Figure record listings:
-- START --

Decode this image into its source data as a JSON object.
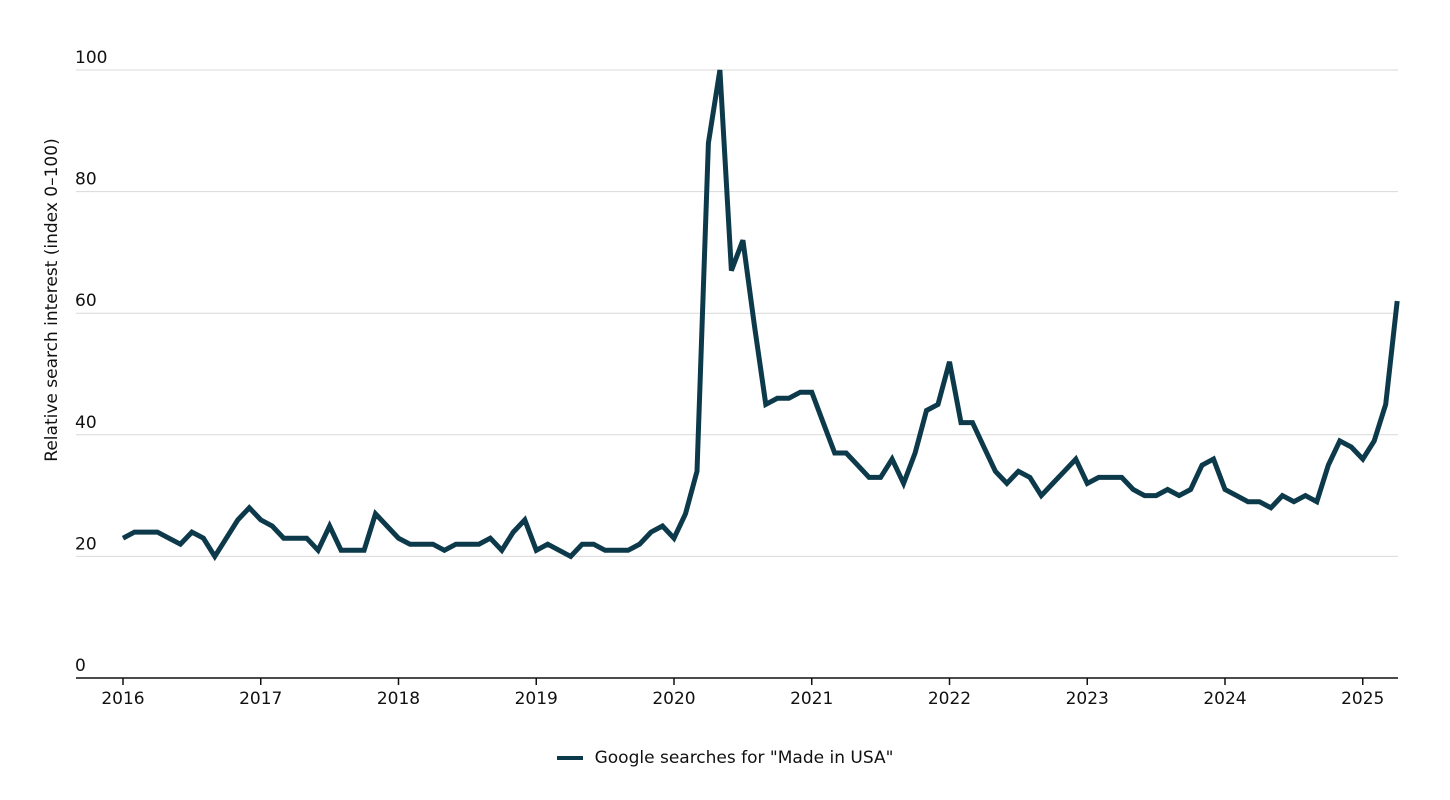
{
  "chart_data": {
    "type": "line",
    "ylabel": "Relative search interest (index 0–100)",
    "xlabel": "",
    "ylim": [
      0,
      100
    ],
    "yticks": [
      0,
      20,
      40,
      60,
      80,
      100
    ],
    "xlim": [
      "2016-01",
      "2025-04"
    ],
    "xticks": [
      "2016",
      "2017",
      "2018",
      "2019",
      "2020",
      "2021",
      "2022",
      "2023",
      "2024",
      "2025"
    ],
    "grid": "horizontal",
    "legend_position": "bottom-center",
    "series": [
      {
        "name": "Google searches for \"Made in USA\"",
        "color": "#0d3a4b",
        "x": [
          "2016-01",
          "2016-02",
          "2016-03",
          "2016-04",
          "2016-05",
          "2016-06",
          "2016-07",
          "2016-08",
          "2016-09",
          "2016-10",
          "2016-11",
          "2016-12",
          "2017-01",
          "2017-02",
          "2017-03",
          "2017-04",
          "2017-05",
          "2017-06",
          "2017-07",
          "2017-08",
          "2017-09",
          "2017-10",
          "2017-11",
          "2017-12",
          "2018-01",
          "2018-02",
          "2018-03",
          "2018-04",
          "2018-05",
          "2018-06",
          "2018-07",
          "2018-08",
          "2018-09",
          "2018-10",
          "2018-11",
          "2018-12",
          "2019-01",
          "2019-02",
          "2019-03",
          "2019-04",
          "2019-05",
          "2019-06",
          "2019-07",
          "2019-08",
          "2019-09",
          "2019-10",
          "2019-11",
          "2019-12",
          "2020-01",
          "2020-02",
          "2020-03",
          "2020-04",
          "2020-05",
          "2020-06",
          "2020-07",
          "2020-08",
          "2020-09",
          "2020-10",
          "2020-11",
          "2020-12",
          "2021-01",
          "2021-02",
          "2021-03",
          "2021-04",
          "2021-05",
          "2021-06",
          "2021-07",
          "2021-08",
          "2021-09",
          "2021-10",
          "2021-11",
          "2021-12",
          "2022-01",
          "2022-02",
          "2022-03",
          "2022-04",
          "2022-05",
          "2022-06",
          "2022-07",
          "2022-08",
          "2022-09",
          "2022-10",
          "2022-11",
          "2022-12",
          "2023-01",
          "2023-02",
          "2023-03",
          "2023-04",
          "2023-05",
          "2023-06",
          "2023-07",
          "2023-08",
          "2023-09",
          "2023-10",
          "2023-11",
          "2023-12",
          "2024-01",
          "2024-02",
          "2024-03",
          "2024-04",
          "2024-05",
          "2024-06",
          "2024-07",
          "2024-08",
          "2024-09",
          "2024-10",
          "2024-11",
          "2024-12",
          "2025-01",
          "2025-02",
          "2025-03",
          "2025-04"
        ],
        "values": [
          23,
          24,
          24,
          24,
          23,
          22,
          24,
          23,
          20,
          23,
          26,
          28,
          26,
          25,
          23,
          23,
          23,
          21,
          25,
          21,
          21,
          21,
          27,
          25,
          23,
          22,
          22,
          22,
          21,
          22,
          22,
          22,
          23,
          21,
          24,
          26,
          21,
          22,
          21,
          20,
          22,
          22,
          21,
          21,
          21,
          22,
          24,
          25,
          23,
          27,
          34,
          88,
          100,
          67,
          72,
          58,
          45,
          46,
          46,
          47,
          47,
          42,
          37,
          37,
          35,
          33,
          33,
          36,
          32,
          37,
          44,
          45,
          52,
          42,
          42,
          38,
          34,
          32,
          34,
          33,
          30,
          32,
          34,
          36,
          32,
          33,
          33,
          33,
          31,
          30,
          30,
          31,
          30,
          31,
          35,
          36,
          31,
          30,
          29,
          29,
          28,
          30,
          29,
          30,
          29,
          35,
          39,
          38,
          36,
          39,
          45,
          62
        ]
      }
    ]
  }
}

-- END --

Without including any pictures, print each record exactly.

§ TASK RESPONSE:
Decode this image into its source data as a JSON object.
{
  "chart_data": {
    "type": "line",
    "ylabel": "Relative search interest (index 0–100)",
    "xlabel": "",
    "ylim": [
      0,
      100
    ],
    "yticks": [
      0,
      20,
      40,
      60,
      80,
      100
    ],
    "xlim": [
      "2016-01",
      "2025-04"
    ],
    "xticks": [
      "2016",
      "2017",
      "2018",
      "2019",
      "2020",
      "2021",
      "2022",
      "2023",
      "2024",
      "2025"
    ],
    "grid": "horizontal",
    "legend_position": "bottom-center",
    "series": [
      {
        "name": "Google searches for \"Made in USA\"",
        "color": "#0d3a4b",
        "x": [
          "2016-01",
          "2016-02",
          "2016-03",
          "2016-04",
          "2016-05",
          "2016-06",
          "2016-07",
          "2016-08",
          "2016-09",
          "2016-10",
          "2016-11",
          "2016-12",
          "2017-01",
          "2017-02",
          "2017-03",
          "2017-04",
          "2017-05",
          "2017-06",
          "2017-07",
          "2017-08",
          "2017-09",
          "2017-10",
          "2017-11",
          "2017-12",
          "2018-01",
          "2018-02",
          "2018-03",
          "2018-04",
          "2018-05",
          "2018-06",
          "2018-07",
          "2018-08",
          "2018-09",
          "2018-10",
          "2018-11",
          "2018-12",
          "2019-01",
          "2019-02",
          "2019-03",
          "2019-04",
          "2019-05",
          "2019-06",
          "2019-07",
          "2019-08",
          "2019-09",
          "2019-10",
          "2019-11",
          "2019-12",
          "2020-01",
          "2020-02",
          "2020-03",
          "2020-04",
          "2020-05",
          "2020-06",
          "2020-07",
          "2020-08",
          "2020-09",
          "2020-10",
          "2020-11",
          "2020-12",
          "2021-01",
          "2021-02",
          "2021-03",
          "2021-04",
          "2021-05",
          "2021-06",
          "2021-07",
          "2021-08",
          "2021-09",
          "2021-10",
          "2021-11",
          "2021-12",
          "2022-01",
          "2022-02",
          "2022-03",
          "2022-04",
          "2022-05",
          "2022-06",
          "2022-07",
          "2022-08",
          "2022-09",
          "2022-10",
          "2022-11",
          "2022-12",
          "2023-01",
          "2023-02",
          "2023-03",
          "2023-04",
          "2023-05",
          "2023-06",
          "2023-07",
          "2023-08",
          "2023-09",
          "2023-10",
          "2023-11",
          "2023-12",
          "2024-01",
          "2024-02",
          "2024-03",
          "2024-04",
          "2024-05",
          "2024-06",
          "2024-07",
          "2024-08",
          "2024-09",
          "2024-10",
          "2024-11",
          "2024-12",
          "2025-01",
          "2025-02",
          "2025-03",
          "2025-04"
        ],
        "values": [
          23,
          24,
          24,
          24,
          23,
          22,
          24,
          23,
          20,
          23,
          26,
          28,
          26,
          25,
          23,
          23,
          23,
          21,
          25,
          21,
          21,
          21,
          27,
          25,
          23,
          22,
          22,
          22,
          21,
          22,
          22,
          22,
          23,
          21,
          24,
          26,
          21,
          22,
          21,
          20,
          22,
          22,
          21,
          21,
          21,
          22,
          24,
          25,
          23,
          27,
          34,
          88,
          100,
          67,
          72,
          58,
          45,
          46,
          46,
          47,
          47,
          42,
          37,
          37,
          35,
          33,
          33,
          36,
          32,
          37,
          44,
          45,
          52,
          42,
          42,
          38,
          34,
          32,
          34,
          33,
          30,
          32,
          34,
          36,
          32,
          33,
          33,
          33,
          31,
          30,
          30,
          31,
          30,
          31,
          35,
          36,
          31,
          30,
          29,
          29,
          28,
          30,
          29,
          30,
          29,
          35,
          39,
          38,
          36,
          39,
          45,
          62
        ]
      }
    ]
  }
}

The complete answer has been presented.